+++ Material provided

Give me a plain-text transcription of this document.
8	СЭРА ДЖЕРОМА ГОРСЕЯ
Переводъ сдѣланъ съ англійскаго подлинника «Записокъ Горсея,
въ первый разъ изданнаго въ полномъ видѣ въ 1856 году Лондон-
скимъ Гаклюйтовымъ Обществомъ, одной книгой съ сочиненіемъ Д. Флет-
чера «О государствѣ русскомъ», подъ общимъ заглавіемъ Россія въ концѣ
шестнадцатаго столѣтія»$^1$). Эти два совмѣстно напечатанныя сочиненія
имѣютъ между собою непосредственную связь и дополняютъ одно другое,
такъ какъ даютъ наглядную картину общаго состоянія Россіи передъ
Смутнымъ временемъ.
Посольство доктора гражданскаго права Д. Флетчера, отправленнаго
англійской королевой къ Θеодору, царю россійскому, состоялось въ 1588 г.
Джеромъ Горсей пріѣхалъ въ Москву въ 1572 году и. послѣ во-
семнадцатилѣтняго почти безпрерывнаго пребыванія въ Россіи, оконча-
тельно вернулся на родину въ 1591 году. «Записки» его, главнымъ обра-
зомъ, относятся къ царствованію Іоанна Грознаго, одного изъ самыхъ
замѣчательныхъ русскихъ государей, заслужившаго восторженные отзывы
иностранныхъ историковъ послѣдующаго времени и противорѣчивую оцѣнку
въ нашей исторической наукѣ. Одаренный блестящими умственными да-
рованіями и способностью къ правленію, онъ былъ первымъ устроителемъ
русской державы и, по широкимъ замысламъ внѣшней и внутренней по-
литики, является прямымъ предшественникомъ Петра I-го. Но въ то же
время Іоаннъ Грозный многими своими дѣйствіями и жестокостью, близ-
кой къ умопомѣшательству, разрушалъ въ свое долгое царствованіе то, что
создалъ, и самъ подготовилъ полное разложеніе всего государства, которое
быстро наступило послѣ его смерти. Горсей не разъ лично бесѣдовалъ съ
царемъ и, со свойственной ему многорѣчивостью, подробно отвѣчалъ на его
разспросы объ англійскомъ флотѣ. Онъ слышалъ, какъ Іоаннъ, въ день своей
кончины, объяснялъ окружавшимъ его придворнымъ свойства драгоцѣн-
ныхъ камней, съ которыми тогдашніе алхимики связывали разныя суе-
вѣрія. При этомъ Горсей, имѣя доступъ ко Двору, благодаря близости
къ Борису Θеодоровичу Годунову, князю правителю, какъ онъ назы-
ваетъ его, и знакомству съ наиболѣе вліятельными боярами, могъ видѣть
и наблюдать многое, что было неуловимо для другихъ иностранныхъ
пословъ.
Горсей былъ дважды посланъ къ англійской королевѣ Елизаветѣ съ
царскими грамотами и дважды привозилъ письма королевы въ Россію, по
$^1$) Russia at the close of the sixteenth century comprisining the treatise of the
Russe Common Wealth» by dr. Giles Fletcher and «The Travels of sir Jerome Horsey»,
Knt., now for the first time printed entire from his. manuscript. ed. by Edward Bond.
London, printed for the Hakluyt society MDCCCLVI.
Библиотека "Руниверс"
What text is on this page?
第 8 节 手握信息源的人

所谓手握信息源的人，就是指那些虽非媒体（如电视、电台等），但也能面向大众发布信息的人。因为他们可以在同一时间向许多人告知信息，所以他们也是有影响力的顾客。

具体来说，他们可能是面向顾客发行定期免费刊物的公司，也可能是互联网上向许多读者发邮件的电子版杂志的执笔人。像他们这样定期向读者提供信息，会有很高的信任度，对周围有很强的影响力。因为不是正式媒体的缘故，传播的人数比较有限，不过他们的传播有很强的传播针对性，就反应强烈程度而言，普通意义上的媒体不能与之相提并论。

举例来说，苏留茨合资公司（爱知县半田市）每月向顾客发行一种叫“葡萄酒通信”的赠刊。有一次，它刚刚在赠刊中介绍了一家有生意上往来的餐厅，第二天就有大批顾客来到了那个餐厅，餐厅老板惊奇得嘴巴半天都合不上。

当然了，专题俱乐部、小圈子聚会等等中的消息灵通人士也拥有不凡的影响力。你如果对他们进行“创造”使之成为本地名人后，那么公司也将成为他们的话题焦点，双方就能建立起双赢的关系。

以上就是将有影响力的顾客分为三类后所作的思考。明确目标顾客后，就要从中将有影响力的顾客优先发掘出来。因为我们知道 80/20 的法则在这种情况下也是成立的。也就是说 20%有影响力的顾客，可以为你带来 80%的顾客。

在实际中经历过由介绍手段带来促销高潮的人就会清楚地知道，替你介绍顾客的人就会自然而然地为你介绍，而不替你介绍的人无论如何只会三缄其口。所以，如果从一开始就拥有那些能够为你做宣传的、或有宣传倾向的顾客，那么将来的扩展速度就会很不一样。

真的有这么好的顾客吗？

++++++

Task directions - Among the lines of the data above, determine how many contain the word "какъ". Report the number alone.

Finished answer - 3